Aim: Quote the records that follow in full, leaving the pictures out.
BEGIN Records for this exercise
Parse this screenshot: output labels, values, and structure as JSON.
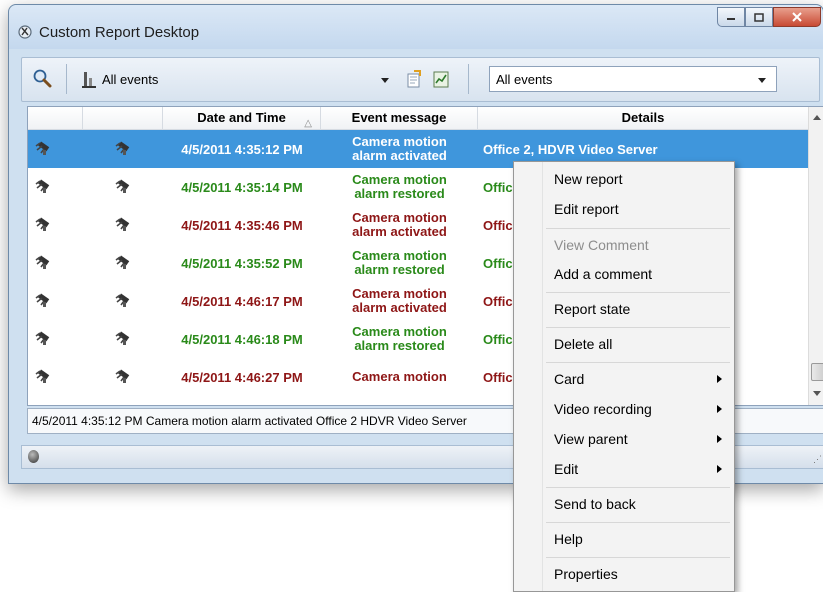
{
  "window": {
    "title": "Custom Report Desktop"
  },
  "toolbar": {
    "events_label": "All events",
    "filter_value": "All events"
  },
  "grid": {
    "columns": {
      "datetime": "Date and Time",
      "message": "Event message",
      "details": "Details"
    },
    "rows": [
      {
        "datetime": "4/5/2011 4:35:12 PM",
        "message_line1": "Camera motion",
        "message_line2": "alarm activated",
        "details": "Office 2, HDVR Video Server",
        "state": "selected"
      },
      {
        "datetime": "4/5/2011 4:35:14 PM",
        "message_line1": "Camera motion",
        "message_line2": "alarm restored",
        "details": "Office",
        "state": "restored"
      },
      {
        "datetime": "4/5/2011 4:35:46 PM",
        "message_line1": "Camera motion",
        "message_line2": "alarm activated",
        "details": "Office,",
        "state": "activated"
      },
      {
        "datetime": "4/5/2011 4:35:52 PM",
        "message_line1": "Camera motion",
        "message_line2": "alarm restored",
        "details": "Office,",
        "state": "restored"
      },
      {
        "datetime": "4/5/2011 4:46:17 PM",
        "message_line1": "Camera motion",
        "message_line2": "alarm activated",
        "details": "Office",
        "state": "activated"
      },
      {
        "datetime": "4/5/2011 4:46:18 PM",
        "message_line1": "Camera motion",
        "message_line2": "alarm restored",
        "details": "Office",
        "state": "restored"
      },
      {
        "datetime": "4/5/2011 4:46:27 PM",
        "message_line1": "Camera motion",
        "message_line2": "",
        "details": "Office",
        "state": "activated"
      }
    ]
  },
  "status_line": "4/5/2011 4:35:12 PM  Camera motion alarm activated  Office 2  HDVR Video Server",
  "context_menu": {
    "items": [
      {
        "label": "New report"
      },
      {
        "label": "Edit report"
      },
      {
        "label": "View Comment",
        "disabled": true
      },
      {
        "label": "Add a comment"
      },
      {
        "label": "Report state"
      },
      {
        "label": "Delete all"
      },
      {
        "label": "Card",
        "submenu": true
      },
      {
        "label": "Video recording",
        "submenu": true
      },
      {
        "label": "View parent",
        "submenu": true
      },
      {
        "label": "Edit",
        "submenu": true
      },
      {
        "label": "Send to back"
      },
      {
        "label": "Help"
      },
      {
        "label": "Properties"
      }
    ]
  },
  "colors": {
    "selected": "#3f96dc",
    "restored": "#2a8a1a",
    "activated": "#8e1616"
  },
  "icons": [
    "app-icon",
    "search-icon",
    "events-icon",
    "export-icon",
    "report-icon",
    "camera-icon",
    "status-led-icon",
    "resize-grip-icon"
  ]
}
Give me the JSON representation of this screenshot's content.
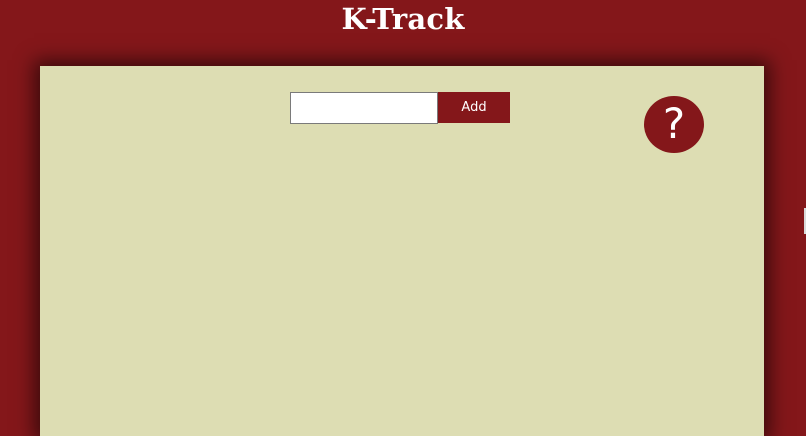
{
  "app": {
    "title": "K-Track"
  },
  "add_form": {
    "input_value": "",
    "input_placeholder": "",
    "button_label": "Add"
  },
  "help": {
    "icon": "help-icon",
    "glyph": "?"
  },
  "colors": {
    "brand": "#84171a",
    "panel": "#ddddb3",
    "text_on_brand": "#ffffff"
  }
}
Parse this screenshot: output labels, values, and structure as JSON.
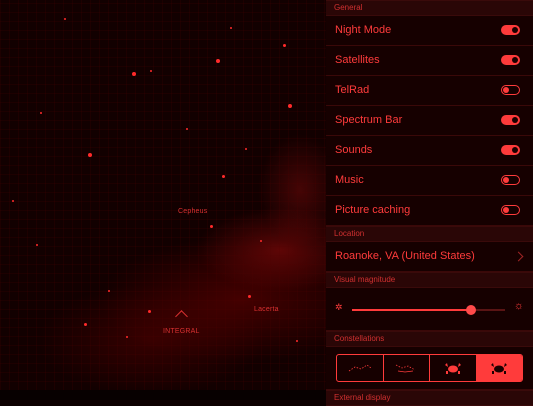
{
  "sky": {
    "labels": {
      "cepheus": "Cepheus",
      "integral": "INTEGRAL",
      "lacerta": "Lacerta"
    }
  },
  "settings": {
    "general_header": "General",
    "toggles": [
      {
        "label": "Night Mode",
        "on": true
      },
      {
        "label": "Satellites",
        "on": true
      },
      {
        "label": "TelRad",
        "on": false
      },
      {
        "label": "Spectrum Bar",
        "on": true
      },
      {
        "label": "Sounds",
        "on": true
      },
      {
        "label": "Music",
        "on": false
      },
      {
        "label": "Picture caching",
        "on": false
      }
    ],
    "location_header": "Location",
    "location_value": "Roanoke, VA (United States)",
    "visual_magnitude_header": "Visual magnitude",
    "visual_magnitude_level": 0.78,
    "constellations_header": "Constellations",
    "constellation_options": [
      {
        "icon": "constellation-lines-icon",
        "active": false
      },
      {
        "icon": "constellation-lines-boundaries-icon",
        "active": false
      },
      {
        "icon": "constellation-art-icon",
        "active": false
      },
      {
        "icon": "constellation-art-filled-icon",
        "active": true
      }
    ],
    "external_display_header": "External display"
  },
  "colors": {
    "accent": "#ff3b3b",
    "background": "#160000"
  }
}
END Records for this exercise
Full output:
Parse this screenshot: output labels, values, and structure as JSON.
{
  "window": {
    "title": "Custom Report Desktop"
  },
  "toolbar": {
    "events_label": "All events",
    "filter_value": "All events"
  },
  "grid": {
    "columns": {
      "datetime": "Date and Time",
      "message": "Event message",
      "details": "Details"
    },
    "rows": [
      {
        "datetime": "4/5/2011 4:35:12 PM",
        "message_line1": "Camera motion",
        "message_line2": "alarm activated",
        "details": "Office 2, HDVR Video Server",
        "state": "selected"
      },
      {
        "datetime": "4/5/2011 4:35:14 PM",
        "message_line1": "Camera motion",
        "message_line2": "alarm restored",
        "details": "Office",
        "state": "restored"
      },
      {
        "datetime": "4/5/2011 4:35:46 PM",
        "message_line1": "Camera motion",
        "message_line2": "alarm activated",
        "details": "Office,",
        "state": "activated"
      },
      {
        "datetime": "4/5/2011 4:35:52 PM",
        "message_line1": "Camera motion",
        "message_line2": "alarm restored",
        "details": "Office,",
        "state": "restored"
      },
      {
        "datetime": "4/5/2011 4:46:17 PM",
        "message_line1": "Camera motion",
        "message_line2": "alarm activated",
        "details": "Office",
        "state": "activated"
      },
      {
        "datetime": "4/5/2011 4:46:18 PM",
        "message_line1": "Camera motion",
        "message_line2": "alarm restored",
        "details": "Office",
        "state": "restored"
      },
      {
        "datetime": "4/5/2011 4:46:27 PM",
        "message_line1": "Camera motion",
        "message_line2": "",
        "details": "Office",
        "state": "activated"
      }
    ]
  },
  "status_line": "4/5/2011 4:35:12 PM  Camera motion alarm activated  Office 2  HDVR Video Server",
  "context_menu": {
    "items": [
      {
        "label": "New report"
      },
      {
        "label": "Edit report"
      },
      {
        "label": "View Comment",
        "disabled": true
      },
      {
        "label": "Add a comment"
      },
      {
        "label": "Report state"
      },
      {
        "label": "Delete all"
      },
      {
        "label": "Card",
        "submenu": true
      },
      {
        "label": "Video recording",
        "submenu": true
      },
      {
        "label": "View parent",
        "submenu": true
      },
      {
        "label": "Edit",
        "submenu": true
      },
      {
        "label": "Send to back"
      },
      {
        "label": "Help"
      },
      {
        "label": "Properties"
      }
    ]
  },
  "colors": {
    "selected": "#3f96dc",
    "restored": "#2a8a1a",
    "activated": "#8e1616"
  },
  "icons": [
    "app-icon",
    "search-icon",
    "events-icon",
    "export-icon",
    "report-icon",
    "camera-icon",
    "status-led-icon",
    "resize-grip-icon"
  ]
}
Give me the JSON representation of this screenshot's content.
{
  "app": {
    "title": "K-Track"
  },
  "add_form": {
    "input_value": "",
    "input_placeholder": "",
    "button_label": "Add"
  },
  "help": {
    "icon": "help-icon",
    "glyph": "?"
  },
  "colors": {
    "brand": "#84171a",
    "panel": "#ddddb3",
    "text_on_brand": "#ffffff"
  }
}
Parse this screenshot: output labels, values, and structure as JSON.
{
  "sky": {
    "labels": {
      "cepheus": "Cepheus",
      "integral": "INTEGRAL",
      "lacerta": "Lacerta"
    }
  },
  "settings": {
    "general_header": "General",
    "toggles": [
      {
        "label": "Night Mode",
        "on": true
      },
      {
        "label": "Satellites",
        "on": true
      },
      {
        "label": "TelRad",
        "on": false
      },
      {
        "label": "Spectrum Bar",
        "on": true
      },
      {
        "label": "Sounds",
        "on": true
      },
      {
        "label": "Music",
        "on": false
      },
      {
        "label": "Picture caching",
        "on": false
      }
    ],
    "location_header": "Location",
    "location_value": "Roanoke, VA (United States)",
    "visual_magnitude_header": "Visual magnitude",
    "visual_magnitude_level": 0.78,
    "constellations_header": "Constellations",
    "constellation_options": [
      {
        "icon": "constellation-lines-icon",
        "active": false
      },
      {
        "icon": "constellation-lines-boundaries-icon",
        "active": false
      },
      {
        "icon": "constellation-art-icon",
        "active": false
      },
      {
        "icon": "constellation-art-filled-icon",
        "active": true
      }
    ],
    "external_display_header": "External display"
  },
  "colors": {
    "accent": "#ff3b3b",
    "background": "#160000"
  }
}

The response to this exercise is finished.